=== Exercise objective ===
Exactly reproduce each record listed below.

#### Input material

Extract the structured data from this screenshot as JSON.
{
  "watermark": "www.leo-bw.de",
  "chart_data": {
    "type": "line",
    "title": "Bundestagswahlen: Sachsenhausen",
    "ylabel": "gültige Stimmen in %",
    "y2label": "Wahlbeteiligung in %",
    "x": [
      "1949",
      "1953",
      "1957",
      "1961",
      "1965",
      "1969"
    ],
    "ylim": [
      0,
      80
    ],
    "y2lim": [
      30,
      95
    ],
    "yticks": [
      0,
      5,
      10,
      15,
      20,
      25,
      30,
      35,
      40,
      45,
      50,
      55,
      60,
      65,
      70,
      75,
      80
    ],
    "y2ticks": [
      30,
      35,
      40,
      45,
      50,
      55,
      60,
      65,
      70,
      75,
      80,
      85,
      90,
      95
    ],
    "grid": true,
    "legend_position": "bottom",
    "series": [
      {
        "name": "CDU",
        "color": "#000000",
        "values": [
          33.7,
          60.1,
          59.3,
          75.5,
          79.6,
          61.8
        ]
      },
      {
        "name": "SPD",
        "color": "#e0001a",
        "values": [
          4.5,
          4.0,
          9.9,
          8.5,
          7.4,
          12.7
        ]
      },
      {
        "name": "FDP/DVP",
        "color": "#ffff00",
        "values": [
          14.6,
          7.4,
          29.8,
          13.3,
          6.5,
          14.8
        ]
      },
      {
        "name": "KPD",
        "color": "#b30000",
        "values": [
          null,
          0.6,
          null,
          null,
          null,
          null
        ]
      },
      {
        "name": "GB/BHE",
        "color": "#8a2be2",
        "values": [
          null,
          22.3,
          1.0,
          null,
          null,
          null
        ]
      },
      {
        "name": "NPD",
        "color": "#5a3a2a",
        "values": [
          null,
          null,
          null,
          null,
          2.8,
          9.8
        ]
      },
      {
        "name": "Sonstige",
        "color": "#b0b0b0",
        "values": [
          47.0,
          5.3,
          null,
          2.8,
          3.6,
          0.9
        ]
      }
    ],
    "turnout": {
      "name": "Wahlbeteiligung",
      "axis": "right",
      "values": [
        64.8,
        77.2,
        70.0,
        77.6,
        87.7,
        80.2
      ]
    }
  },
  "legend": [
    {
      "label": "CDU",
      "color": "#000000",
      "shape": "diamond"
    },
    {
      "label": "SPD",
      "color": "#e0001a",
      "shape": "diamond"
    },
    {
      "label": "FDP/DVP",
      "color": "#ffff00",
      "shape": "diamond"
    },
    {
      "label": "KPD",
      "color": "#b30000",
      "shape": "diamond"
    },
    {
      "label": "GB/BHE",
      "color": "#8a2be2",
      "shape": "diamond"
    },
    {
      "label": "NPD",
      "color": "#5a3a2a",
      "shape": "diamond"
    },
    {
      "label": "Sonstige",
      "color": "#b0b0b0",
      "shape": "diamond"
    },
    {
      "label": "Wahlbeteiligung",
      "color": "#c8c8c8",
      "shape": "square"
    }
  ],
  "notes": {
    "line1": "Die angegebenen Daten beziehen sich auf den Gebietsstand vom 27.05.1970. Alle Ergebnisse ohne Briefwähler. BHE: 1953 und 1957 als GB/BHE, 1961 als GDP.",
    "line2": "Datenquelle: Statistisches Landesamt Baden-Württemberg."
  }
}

########

=== Response to this task ===
Extract the structured data from this screenshot as JSON.
{
  "watermark": "www.leo-bw.de",
  "chart_data": {
    "type": "line",
    "title": "Bundestagswahlen: Sachsenhausen",
    "ylabel": "gültige Stimmen in %",
    "y2label": "Wahlbeteiligung in %",
    "x": [
      "1949",
      "1953",
      "1957",
      "1961",
      "1965",
      "1969"
    ],
    "ylim": [
      0,
      80
    ],
    "y2lim": [
      30,
      95
    ],
    "yticks": [
      0,
      5,
      10,
      15,
      20,
      25,
      30,
      35,
      40,
      45,
      50,
      55,
      60,
      65,
      70,
      75,
      80
    ],
    "y2ticks": [
      30,
      35,
      40,
      45,
      50,
      55,
      60,
      65,
      70,
      75,
      80,
      85,
      90,
      95
    ],
    "grid": true,
    "legend_position": "bottom",
    "series": [
      {
        "name": "CDU",
        "color": "#000000",
        "values": [
          33.7,
          60.1,
          59.3,
          75.5,
          79.6,
          61.8
        ]
      },
      {
        "name": "SPD",
        "color": "#e0001a",
        "values": [
          4.5,
          4.0,
          9.9,
          8.5,
          7.4,
          12.7
        ]
      },
      {
        "name": "FDP/DVP",
        "color": "#ffff00",
        "values": [
          14.6,
          7.4,
          29.8,
          13.3,
          6.5,
          14.8
        ]
      },
      {
        "name": "KPD",
        "color": "#b30000",
        "values": [
          null,
          0.6,
          null,
          null,
          null,
          null
        ]
      },
      {
        "name": "GB/BHE",
        "color": "#8a2be2",
        "values": [
          null,
          22.3,
          1.0,
          null,
          null,
          null
        ]
      },
      {
        "name": "NPD",
        "color": "#5a3a2a",
        "values": [
          null,
          null,
          null,
          null,
          2.8,
          9.8
        ]
      },
      {
        "name": "Sonstige",
        "color": "#b0b0b0",
        "values": [
          47.0,
          5.3,
          null,
          2.8,
          3.6,
          0.9
        ]
      }
    ],
    "turnout": {
      "name": "Wahlbeteiligung",
      "axis": "right",
      "values": [
        64.8,
        77.2,
        70.0,
        77.6,
        87.7,
        80.2
      ]
    }
  },
  "legend": [
    {
      "label": "CDU",
      "color": "#000000",
      "shape": "diamond"
    },
    {
      "label": "SPD",
      "color": "#e0001a",
      "shape": "diamond"
    },
    {
      "label": "FDP/DVP",
      "color": "#ffff00",
      "shape": "diamond"
    },
    {
      "label": "KPD",
      "color": "#b30000",
      "shape": "diamond"
    },
    {
      "label": "GB/BHE",
      "color": "#8a2be2",
      "shape": "diamond"
    },
    {
      "label": "NPD",
      "color": "#5a3a2a",
      "shape": "diamond"
    },
    {
      "label": "Sonstige",
      "color": "#b0b0b0",
      "shape": "diamond"
    },
    {
      "label": "Wahlbeteiligung",
      "color": "#c8c8c8",
      "shape": "square"
    }
  ],
  "notes": {
    "line1": "Die angegebenen Daten beziehen sich auf den Gebietsstand vom 27.05.1970. Alle Ergebnisse ohne Briefwähler. BHE: 1953 und 1957 als GB/BHE, 1961 als GDP.",
    "line2": "Datenquelle: Statistisches Landesamt Baden-Württemberg."
  }
}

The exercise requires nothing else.